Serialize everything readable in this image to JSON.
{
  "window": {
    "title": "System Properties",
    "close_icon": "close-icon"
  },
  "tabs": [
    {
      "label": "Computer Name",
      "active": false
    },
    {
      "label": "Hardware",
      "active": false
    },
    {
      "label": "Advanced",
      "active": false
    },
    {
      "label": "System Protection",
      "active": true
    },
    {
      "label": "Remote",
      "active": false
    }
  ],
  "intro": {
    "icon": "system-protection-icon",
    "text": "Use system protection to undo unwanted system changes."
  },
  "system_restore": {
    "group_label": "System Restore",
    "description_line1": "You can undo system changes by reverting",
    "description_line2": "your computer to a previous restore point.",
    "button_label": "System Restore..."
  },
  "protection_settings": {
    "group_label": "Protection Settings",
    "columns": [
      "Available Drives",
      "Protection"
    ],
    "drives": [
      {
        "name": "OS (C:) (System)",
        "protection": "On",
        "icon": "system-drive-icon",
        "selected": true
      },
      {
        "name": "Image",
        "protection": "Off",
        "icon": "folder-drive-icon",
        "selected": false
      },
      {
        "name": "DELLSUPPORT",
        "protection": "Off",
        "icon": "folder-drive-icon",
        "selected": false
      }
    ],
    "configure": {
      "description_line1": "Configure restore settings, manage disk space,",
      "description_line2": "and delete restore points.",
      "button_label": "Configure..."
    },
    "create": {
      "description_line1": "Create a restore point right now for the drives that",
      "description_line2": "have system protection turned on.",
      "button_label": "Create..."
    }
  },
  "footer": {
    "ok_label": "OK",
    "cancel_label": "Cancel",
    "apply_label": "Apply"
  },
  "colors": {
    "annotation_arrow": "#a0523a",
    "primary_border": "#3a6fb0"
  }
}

++++

**Problem requirements:**
Pull out all lines of the data with the string "changes".

**The solution:**
    "text": "Use system protection to undo unwanted system changes."
    "description_line1": "You can undo system changes by reverting",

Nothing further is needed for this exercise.